TASK BRIEF:
Everything in the listing except the pictures should be written out exactly.
** Start SOURCE MATERIAL **
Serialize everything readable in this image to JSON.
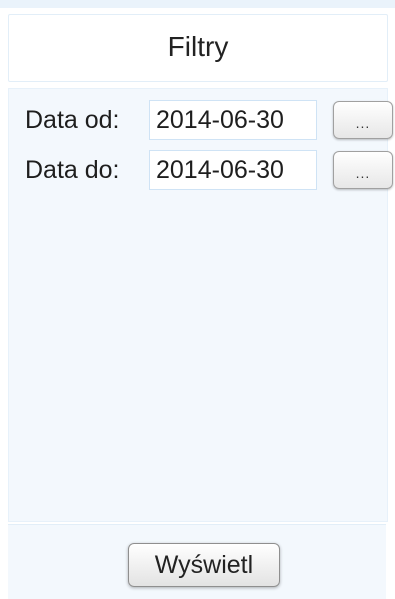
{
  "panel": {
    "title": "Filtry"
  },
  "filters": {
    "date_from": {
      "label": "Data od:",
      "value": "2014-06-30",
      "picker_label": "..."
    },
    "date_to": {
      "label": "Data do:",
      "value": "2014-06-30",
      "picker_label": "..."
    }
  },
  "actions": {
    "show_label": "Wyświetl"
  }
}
** End SOURCE MATERIAL **
SOLUTION BELOW:
Serialize everything readable in this image to JSON.
{
  "panel": {
    "title": "Filtry"
  },
  "filters": {
    "date_from": {
      "label": "Data od:",
      "value": "2014-06-30",
      "picker_label": "..."
    },
    "date_to": {
      "label": "Data do:",
      "value": "2014-06-30",
      "picker_label": "..."
    }
  },
  "actions": {
    "show_label": "Wyświetl"
  }
}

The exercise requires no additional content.